**What you will do:** Set out the records below as a JSON list of strings, one string per line, from the start of the records through the line containing "arrow-icon [561,228,617,244]", with blank lines omitted.

**Records for the exercise:**

________________________

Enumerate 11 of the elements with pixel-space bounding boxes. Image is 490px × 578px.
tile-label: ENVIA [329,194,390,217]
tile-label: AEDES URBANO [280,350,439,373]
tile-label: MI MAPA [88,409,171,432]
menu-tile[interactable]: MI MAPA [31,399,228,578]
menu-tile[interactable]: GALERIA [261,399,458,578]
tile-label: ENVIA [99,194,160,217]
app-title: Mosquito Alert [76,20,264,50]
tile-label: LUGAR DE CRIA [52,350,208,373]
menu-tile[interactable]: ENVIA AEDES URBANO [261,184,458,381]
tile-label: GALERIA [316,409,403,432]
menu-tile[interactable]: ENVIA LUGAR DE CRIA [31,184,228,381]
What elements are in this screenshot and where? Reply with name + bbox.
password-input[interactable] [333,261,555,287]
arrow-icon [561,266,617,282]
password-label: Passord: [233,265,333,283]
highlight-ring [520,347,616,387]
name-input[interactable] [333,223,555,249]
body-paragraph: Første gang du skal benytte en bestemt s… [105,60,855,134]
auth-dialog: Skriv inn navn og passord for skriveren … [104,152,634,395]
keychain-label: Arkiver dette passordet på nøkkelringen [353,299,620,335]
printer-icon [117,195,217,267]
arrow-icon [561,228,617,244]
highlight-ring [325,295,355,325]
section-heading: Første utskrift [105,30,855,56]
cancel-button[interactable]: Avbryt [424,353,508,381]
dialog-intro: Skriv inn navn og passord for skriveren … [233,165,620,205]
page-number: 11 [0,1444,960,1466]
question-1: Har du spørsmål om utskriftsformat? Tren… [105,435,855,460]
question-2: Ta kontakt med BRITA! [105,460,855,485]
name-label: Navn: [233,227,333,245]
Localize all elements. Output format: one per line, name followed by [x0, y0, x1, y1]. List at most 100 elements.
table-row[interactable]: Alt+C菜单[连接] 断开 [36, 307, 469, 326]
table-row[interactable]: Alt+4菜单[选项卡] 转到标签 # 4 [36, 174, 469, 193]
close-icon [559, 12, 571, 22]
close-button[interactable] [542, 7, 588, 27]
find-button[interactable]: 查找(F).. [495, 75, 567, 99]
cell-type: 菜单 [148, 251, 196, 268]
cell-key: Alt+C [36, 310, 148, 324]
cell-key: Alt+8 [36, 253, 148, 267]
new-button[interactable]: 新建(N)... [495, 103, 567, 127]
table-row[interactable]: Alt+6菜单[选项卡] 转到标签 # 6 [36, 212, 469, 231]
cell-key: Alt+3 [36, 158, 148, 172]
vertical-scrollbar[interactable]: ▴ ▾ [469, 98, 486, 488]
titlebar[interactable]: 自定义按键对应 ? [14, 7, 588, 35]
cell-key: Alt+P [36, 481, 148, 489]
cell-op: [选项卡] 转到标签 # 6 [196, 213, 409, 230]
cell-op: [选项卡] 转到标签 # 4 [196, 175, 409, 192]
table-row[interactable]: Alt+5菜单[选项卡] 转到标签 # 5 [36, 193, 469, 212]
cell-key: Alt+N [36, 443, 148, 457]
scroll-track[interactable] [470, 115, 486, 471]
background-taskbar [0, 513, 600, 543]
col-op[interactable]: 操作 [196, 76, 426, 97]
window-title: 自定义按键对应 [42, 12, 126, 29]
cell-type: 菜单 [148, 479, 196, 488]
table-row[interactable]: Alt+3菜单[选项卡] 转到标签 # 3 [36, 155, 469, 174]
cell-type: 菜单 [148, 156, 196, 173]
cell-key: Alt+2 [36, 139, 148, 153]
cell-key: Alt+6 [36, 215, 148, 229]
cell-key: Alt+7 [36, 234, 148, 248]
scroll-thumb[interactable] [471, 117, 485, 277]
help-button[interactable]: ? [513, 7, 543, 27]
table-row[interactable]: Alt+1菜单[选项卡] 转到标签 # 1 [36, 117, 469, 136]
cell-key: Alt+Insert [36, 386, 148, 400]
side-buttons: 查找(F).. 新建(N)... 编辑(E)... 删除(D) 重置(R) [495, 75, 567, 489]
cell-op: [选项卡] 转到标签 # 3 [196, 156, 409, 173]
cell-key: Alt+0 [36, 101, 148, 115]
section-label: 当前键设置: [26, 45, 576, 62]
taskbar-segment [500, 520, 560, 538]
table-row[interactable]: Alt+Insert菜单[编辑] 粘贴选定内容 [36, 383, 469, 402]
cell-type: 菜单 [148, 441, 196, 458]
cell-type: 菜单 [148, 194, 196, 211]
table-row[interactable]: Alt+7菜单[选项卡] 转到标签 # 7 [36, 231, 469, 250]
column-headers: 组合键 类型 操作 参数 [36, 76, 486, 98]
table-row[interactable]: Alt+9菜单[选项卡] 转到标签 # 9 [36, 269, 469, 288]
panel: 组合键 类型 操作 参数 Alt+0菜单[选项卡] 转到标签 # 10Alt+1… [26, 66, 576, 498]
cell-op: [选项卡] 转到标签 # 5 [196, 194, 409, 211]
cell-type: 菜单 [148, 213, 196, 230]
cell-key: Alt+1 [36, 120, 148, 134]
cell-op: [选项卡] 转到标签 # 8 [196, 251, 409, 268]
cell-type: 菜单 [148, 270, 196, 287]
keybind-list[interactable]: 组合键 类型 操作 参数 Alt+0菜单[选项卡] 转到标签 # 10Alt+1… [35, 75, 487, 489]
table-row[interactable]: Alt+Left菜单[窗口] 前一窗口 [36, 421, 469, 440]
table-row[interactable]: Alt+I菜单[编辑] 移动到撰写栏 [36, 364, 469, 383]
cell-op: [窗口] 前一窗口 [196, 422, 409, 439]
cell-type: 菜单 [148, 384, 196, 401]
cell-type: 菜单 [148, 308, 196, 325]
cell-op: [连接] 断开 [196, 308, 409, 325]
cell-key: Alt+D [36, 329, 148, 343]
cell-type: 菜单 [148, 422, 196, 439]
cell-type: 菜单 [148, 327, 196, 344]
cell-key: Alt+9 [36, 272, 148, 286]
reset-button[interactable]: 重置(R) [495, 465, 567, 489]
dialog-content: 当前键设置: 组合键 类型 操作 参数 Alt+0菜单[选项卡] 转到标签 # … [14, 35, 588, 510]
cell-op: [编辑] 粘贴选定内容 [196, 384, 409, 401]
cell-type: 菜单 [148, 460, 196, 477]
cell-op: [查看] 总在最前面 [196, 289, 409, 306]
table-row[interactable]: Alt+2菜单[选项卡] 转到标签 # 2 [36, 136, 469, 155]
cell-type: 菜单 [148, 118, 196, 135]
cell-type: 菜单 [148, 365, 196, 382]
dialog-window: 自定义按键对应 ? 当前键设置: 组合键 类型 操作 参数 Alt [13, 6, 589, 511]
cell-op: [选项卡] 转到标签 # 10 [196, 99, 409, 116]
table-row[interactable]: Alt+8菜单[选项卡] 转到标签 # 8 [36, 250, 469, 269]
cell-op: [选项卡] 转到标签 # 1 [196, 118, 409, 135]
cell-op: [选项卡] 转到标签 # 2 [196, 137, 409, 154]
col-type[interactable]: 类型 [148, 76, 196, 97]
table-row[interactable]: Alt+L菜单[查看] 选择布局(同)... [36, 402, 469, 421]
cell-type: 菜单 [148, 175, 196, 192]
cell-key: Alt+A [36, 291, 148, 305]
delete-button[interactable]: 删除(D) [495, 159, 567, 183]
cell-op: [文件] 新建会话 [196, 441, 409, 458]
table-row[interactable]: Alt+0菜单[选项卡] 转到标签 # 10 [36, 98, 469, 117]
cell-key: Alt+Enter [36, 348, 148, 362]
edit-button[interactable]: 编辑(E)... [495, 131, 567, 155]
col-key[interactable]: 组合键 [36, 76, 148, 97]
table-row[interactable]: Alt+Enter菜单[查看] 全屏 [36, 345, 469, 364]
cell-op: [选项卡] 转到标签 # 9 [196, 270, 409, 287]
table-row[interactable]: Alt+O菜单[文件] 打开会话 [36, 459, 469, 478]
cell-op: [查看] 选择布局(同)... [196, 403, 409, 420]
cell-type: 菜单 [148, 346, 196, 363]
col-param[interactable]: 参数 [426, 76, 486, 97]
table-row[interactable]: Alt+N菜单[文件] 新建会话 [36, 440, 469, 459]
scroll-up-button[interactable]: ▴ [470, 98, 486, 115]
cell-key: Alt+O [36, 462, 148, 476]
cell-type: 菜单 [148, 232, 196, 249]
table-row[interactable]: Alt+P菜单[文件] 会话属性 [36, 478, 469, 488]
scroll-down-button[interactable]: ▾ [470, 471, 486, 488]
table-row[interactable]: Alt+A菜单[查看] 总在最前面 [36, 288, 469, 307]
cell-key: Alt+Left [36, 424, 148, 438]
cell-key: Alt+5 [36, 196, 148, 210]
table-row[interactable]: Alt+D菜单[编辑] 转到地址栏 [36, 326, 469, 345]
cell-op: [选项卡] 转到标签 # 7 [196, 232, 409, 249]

________________________

**Correct result:**
[
  "Enumerate 11 of the elements with pixel-space bounding boxes. Image is 490px × 578px.",
  "tile-label: ENVIA [329,194,390,217]",
  "tile-label: AEDES URBANO [280,350,439,373]",
  "tile-label: MI MAPA [88,409,171,432]",
  "menu-tile[interactable]: MI MAPA [31,399,228,578]",
  "menu-tile[interactable]: GALERIA [261,399,458,578]",
  "tile-label: ENVIA [99,194,160,217]",
  "app-title: Mosquito Alert [76,20,264,50]",
  "tile-label: LUGAR DE CRIA [52,350,208,373]",
  "menu-tile[interactable]: ENVIA AEDES URBANO [261,184,458,381]",
  "tile-label: GALERIA [316,409,403,432]",
  "menu-tile[interactable]: ENVIA LUGAR DE CRIA [31,184,228,381]",
  "What elements are in this screenshot and where? Reply with name + bbox.",
  "password-input[interactable] [333,261,555,287]",
  "arrow-icon [561,266,617,282]",
  "password-label: Passord: [233,265,333,283]",
  "highlight-ring [520,347,616,387]",
  "name-input[interactable] [333,223,555,249]",
  "body-paragraph: Første gang du skal benytte en bestemt s… [105,60,855,134]",
  "auth-dialog: Skriv inn navn og passord for skriveren … [104,152,634,395]",
  "keychain-label: Arkiver dette passordet på nøkkelringen [353,299,620,335]",
  "printer-icon [117,195,217,267]",
  "arrow-icon [561,228,617,244]"
]